■ Your task:
Output solely the number of lines containing the string "count".

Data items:
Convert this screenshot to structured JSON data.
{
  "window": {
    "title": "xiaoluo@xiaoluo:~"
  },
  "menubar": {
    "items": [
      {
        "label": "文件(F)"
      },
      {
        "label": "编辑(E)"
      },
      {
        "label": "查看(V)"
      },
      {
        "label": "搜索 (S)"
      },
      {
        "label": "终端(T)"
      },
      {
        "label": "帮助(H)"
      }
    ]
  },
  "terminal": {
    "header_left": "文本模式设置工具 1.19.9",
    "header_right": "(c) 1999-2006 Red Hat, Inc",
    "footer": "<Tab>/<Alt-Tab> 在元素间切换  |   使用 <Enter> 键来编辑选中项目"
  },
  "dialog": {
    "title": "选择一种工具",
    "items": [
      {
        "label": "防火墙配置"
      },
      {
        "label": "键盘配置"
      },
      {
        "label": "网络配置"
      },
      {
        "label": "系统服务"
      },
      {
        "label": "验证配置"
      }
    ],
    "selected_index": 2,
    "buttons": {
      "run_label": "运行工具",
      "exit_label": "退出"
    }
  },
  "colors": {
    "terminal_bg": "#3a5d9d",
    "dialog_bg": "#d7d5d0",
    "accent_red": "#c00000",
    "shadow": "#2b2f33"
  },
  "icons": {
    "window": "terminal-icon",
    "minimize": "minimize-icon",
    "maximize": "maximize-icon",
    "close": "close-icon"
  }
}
==
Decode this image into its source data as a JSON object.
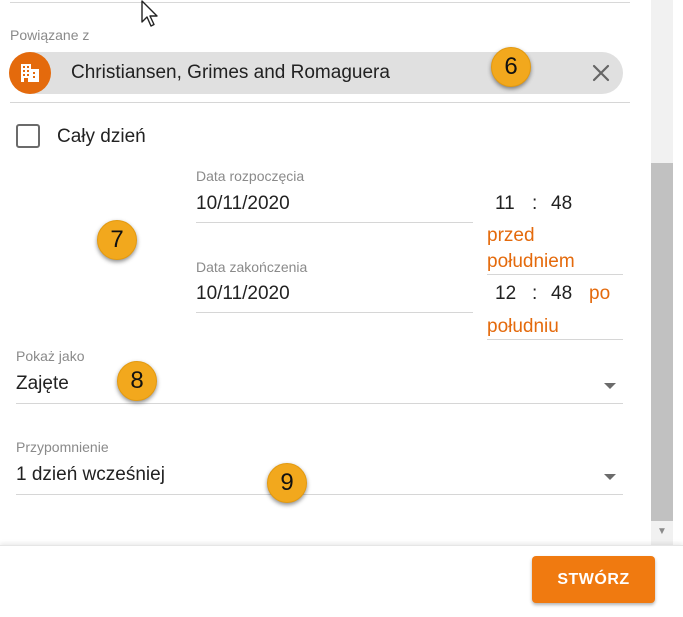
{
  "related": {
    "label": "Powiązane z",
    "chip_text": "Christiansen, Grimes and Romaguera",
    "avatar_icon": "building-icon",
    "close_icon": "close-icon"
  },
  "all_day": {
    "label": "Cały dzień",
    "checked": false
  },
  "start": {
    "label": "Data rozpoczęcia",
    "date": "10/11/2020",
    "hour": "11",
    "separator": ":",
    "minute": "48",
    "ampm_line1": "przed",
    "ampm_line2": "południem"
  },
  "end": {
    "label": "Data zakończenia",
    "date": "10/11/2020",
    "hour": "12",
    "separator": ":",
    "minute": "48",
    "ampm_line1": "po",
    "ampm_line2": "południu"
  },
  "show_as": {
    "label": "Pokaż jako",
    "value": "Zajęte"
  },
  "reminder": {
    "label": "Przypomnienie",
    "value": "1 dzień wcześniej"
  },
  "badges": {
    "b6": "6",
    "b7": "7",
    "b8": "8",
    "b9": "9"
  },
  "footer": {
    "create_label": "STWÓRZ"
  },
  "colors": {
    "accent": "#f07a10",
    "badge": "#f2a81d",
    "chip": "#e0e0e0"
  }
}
* * *
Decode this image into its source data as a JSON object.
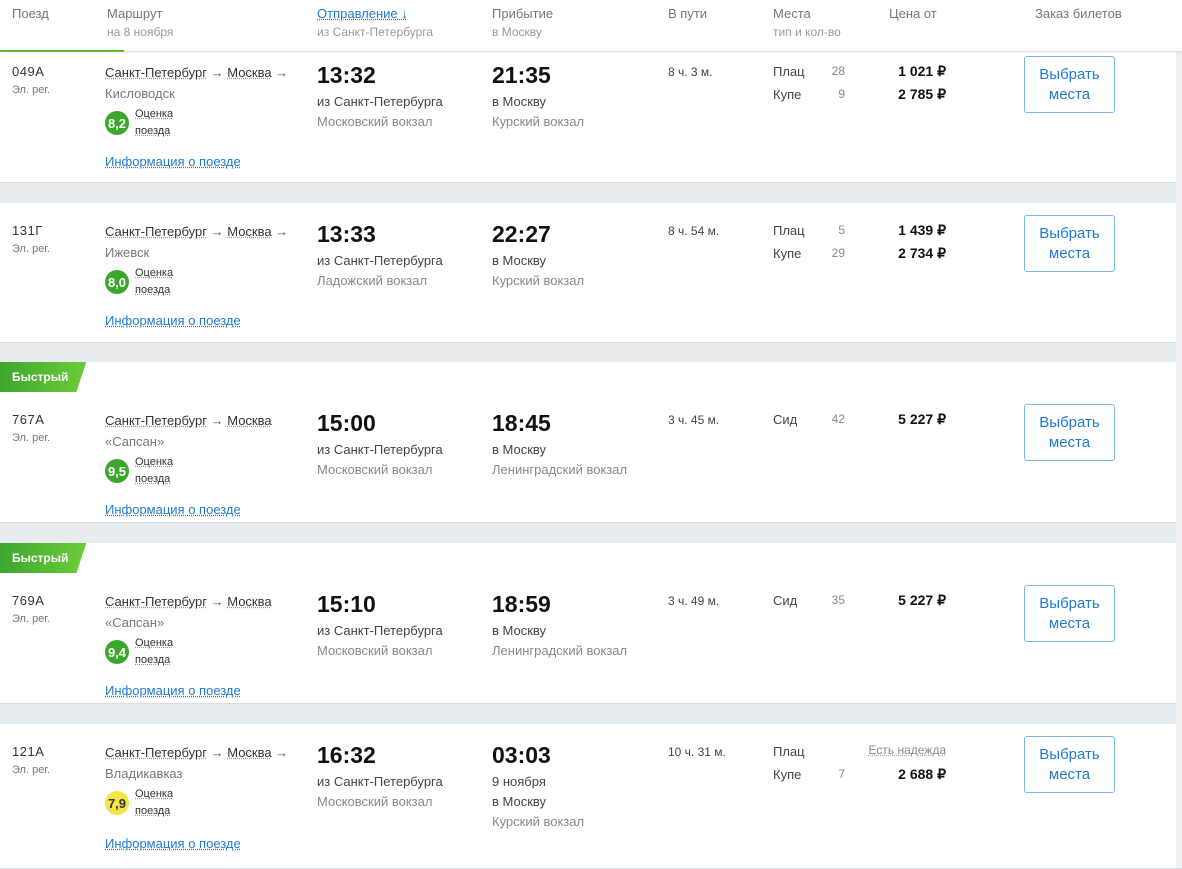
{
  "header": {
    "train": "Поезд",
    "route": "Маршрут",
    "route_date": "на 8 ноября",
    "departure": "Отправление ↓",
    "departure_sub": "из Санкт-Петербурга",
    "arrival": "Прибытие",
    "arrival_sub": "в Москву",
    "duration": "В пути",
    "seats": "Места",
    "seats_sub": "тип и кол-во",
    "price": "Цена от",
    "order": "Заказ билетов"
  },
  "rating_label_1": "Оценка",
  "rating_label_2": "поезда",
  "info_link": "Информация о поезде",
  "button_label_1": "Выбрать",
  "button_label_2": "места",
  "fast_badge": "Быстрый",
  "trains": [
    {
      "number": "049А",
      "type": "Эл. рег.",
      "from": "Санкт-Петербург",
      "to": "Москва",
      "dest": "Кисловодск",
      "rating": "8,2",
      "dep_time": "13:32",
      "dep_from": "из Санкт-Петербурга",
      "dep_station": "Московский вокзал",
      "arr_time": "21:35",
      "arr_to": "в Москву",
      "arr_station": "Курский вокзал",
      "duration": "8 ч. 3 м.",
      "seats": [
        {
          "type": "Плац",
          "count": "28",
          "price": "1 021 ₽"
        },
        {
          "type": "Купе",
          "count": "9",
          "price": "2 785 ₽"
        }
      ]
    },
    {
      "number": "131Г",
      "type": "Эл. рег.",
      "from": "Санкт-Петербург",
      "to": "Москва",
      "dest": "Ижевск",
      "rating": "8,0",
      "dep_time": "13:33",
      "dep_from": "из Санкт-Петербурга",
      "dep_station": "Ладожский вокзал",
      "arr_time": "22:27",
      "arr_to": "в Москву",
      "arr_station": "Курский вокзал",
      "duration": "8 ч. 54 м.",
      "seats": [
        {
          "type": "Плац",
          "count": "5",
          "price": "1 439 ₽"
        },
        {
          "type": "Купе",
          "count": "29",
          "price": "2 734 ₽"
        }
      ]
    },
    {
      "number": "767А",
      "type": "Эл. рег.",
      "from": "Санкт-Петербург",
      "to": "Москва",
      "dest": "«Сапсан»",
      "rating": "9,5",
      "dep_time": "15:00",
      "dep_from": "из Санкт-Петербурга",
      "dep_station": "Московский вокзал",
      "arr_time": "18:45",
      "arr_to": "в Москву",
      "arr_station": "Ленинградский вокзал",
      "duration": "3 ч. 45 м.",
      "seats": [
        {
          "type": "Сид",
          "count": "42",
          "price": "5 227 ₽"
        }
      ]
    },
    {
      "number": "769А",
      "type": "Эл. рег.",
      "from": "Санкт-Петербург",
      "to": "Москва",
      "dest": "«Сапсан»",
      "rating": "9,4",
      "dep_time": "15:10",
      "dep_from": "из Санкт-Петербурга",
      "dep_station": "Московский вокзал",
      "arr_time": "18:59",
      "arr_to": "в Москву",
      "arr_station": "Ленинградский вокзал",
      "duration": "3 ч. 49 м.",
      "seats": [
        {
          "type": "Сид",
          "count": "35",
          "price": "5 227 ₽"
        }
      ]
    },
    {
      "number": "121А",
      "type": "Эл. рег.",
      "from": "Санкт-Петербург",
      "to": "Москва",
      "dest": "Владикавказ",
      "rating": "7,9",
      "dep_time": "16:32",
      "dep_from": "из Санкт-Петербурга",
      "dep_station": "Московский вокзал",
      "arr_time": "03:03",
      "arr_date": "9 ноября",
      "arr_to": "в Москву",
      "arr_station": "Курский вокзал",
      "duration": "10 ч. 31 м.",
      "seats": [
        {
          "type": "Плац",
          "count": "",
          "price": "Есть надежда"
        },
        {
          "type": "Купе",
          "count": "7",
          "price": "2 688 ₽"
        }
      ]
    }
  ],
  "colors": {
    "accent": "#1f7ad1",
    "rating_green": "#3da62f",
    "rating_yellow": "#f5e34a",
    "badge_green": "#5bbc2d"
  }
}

■ Task answer:
8